— Stated task —
Below is a set of records. Repeat all of them exactly.

— Exercise input —
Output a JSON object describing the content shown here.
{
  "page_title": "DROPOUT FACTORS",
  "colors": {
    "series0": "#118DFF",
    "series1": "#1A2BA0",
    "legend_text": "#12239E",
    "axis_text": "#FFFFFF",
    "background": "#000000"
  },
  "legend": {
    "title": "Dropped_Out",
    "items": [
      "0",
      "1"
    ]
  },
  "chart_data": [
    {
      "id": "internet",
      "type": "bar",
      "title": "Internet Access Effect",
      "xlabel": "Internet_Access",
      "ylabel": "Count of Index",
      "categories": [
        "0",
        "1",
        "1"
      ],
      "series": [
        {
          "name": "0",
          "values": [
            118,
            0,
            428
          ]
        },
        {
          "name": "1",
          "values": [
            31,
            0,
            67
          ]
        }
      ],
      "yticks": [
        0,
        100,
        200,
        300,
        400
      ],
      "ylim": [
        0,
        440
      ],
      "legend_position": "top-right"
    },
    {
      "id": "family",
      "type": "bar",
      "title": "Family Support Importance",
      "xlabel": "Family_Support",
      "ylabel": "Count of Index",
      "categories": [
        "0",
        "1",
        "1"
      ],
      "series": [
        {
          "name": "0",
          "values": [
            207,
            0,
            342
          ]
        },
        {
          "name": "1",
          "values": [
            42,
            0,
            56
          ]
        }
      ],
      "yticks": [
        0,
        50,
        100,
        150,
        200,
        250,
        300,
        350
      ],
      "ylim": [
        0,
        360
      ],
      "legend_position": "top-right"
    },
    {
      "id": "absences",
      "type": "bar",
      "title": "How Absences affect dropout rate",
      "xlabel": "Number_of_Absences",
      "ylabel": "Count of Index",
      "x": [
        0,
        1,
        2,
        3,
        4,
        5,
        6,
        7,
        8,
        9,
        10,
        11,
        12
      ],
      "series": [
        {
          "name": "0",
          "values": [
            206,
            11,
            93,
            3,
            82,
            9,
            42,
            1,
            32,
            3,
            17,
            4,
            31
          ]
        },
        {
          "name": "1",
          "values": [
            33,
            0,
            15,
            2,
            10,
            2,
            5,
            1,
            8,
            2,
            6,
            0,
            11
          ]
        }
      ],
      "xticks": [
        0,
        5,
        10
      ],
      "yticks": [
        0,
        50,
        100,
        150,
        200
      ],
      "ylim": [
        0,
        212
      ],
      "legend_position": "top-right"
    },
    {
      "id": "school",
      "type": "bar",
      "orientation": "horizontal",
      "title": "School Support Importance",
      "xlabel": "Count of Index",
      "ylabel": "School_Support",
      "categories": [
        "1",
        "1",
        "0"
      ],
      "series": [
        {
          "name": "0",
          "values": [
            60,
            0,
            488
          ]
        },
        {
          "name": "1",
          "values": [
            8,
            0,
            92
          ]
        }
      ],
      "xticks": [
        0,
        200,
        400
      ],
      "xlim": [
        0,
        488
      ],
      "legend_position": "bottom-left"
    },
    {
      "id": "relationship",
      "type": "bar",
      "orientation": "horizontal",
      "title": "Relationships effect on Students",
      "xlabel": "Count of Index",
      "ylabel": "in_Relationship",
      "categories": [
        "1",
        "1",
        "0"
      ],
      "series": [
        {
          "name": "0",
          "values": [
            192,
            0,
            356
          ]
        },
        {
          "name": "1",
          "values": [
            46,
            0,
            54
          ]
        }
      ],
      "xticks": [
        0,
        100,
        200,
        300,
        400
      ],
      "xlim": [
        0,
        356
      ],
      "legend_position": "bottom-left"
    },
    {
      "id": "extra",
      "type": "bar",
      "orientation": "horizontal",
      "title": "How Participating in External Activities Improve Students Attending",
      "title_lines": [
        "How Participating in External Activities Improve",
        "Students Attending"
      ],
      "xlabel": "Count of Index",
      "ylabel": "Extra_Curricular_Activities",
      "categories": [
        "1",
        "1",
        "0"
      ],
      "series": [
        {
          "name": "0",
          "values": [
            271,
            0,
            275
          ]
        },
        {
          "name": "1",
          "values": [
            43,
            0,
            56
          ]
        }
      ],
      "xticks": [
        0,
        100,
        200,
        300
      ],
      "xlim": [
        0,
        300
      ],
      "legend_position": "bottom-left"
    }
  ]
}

— Expected answer —
Output a JSON object describing the content shown here.
{
  "page_title": "DROPOUT FACTORS",
  "colors": {
    "series0": "#118DFF",
    "series1": "#1A2BA0",
    "legend_text": "#12239E",
    "axis_text": "#FFFFFF",
    "background": "#000000"
  },
  "legend": {
    "title": "Dropped_Out",
    "items": [
      "0",
      "1"
    ]
  },
  "chart_data": [
    {
      "id": "internet",
      "type": "bar",
      "title": "Internet Access Effect",
      "xlabel": "Internet_Access",
      "ylabel": "Count of Index",
      "categories": [
        "0",
        "1",
        "1"
      ],
      "series": [
        {
          "name": "0",
          "values": [
            118,
            0,
            428
          ]
        },
        {
          "name": "1",
          "values": [
            31,
            0,
            67
          ]
        }
      ],
      "yticks": [
        0,
        100,
        200,
        300,
        400
      ],
      "ylim": [
        0,
        440
      ],
      "legend_position": "top-right"
    },
    {
      "id": "family",
      "type": "bar",
      "title": "Family Support Importance",
      "xlabel": "Family_Support",
      "ylabel": "Count of Index",
      "categories": [
        "0",
        "1",
        "1"
      ],
      "series": [
        {
          "name": "0",
          "values": [
            207,
            0,
            342
          ]
        },
        {
          "name": "1",
          "values": [
            42,
            0,
            56
          ]
        }
      ],
      "yticks": [
        0,
        50,
        100,
        150,
        200,
        250,
        300,
        350
      ],
      "ylim": [
        0,
        360
      ],
      "legend_position": "top-right"
    },
    {
      "id": "absences",
      "type": "bar",
      "title": "How Absences affect dropout rate",
      "xlabel": "Number_of_Absences",
      "ylabel": "Count of Index",
      "x": [
        0,
        1,
        2,
        3,
        4,
        5,
        6,
        7,
        8,
        9,
        10,
        11,
        12
      ],
      "series": [
        {
          "name": "0",
          "values": [
            206,
            11,
            93,
            3,
            82,
            9,
            42,
            1,
            32,
            3,
            17,
            4,
            31
          ]
        },
        {
          "name": "1",
          "values": [
            33,
            0,
            15,
            2,
            10,
            2,
            5,
            1,
            8,
            2,
            6,
            0,
            11
          ]
        }
      ],
      "xticks": [
        0,
        5,
        10
      ],
      "yticks": [
        0,
        50,
        100,
        150,
        200
      ],
      "ylim": [
        0,
        212
      ],
      "legend_position": "top-right"
    },
    {
      "id": "school",
      "type": "bar",
      "orientation": "horizontal",
      "title": "School Support Importance",
      "xlabel": "Count of Index",
      "ylabel": "School_Support",
      "categories": [
        "1",
        "1",
        "0"
      ],
      "series": [
        {
          "name": "0",
          "values": [
            60,
            0,
            488
          ]
        },
        {
          "name": "1",
          "values": [
            8,
            0,
            92
          ]
        }
      ],
      "xticks": [
        0,
        200,
        400
      ],
      "xlim": [
        0,
        488
      ],
      "legend_position": "bottom-left"
    },
    {
      "id": "relationship",
      "type": "bar",
      "orientation": "horizontal",
      "title": "Relationships effect on Students",
      "xlabel": "Count of Index",
      "ylabel": "in_Relationship",
      "categories": [
        "1",
        "1",
        "0"
      ],
      "series": [
        {
          "name": "0",
          "values": [
            192,
            0,
            356
          ]
        },
        {
          "name": "1",
          "values": [
            46,
            0,
            54
          ]
        }
      ],
      "xticks": [
        0,
        100,
        200,
        300,
        400
      ],
      "xlim": [
        0,
        356
      ],
      "legend_position": "bottom-left"
    },
    {
      "id": "extra",
      "type": "bar",
      "orientation": "horizontal",
      "title": "How Participating in External Activities Improve Students Attending",
      "title_lines": [
        "How Participating in External Activities Improve",
        "Students Attending"
      ],
      "xlabel": "Count of Index",
      "ylabel": "Extra_Curricular_Activities",
      "categories": [
        "1",
        "1",
        "0"
      ],
      "series": [
        {
          "name": "0",
          "values": [
            271,
            0,
            275
          ]
        },
        {
          "name": "1",
          "values": [
            43,
            0,
            56
          ]
        }
      ],
      "xticks": [
        0,
        100,
        200,
        300
      ],
      "xlim": [
        0,
        300
      ],
      "legend_position": "bottom-left"
    }
  ]
}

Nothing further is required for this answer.